Leave out the pictures and return every entry exactly as it appears.

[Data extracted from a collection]
begin
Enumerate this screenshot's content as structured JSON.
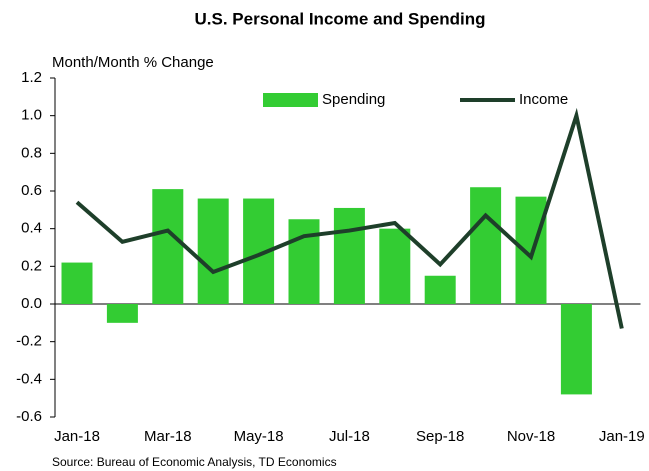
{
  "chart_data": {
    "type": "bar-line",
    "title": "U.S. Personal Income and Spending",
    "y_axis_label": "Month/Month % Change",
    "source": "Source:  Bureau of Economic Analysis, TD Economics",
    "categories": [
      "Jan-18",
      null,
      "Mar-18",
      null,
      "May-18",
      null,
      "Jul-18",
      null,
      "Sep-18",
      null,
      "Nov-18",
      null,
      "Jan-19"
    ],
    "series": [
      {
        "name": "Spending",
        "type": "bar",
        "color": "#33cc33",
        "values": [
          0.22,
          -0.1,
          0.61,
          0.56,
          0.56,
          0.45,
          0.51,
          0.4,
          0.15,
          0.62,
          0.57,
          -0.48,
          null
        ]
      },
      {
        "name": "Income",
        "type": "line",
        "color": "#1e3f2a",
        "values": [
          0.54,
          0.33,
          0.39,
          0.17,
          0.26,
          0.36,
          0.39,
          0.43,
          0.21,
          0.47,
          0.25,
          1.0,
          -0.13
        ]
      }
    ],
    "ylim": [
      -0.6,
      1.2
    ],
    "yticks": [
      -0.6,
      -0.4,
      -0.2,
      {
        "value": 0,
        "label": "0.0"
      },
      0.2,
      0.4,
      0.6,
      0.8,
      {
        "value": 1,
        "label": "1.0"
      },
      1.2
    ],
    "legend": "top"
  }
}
end
* EXERCISE RESPONSE:
Enumerate this screenshot's content as structured JSON.
{
  "chart_data": {
    "type": "bar-line",
    "title": "U.S. Personal Income and Spending",
    "y_axis_label": "Month/Month % Change",
    "source": "Source:  Bureau of Economic Analysis, TD Economics",
    "categories": [
      "Jan-18",
      null,
      "Mar-18",
      null,
      "May-18",
      null,
      "Jul-18",
      null,
      "Sep-18",
      null,
      "Nov-18",
      null,
      "Jan-19"
    ],
    "series": [
      {
        "name": "Spending",
        "type": "bar",
        "color": "#33cc33",
        "values": [
          0.22,
          -0.1,
          0.61,
          0.56,
          0.56,
          0.45,
          0.51,
          0.4,
          0.15,
          0.62,
          0.57,
          -0.48,
          null
        ]
      },
      {
        "name": "Income",
        "type": "line",
        "color": "#1e3f2a",
        "values": [
          0.54,
          0.33,
          0.39,
          0.17,
          0.26,
          0.36,
          0.39,
          0.43,
          0.21,
          0.47,
          0.25,
          1.0,
          -0.13
        ]
      }
    ],
    "ylim": [
      -0.6,
      1.2
    ],
    "yticks": [
      -0.6,
      -0.4,
      -0.2,
      {
        "value": 0,
        "label": "0.0"
      },
      0.2,
      0.4,
      0.6,
      0.8,
      {
        "value": 1,
        "label": "1.0"
      },
      1.2
    ],
    "legend": "top"
  }
}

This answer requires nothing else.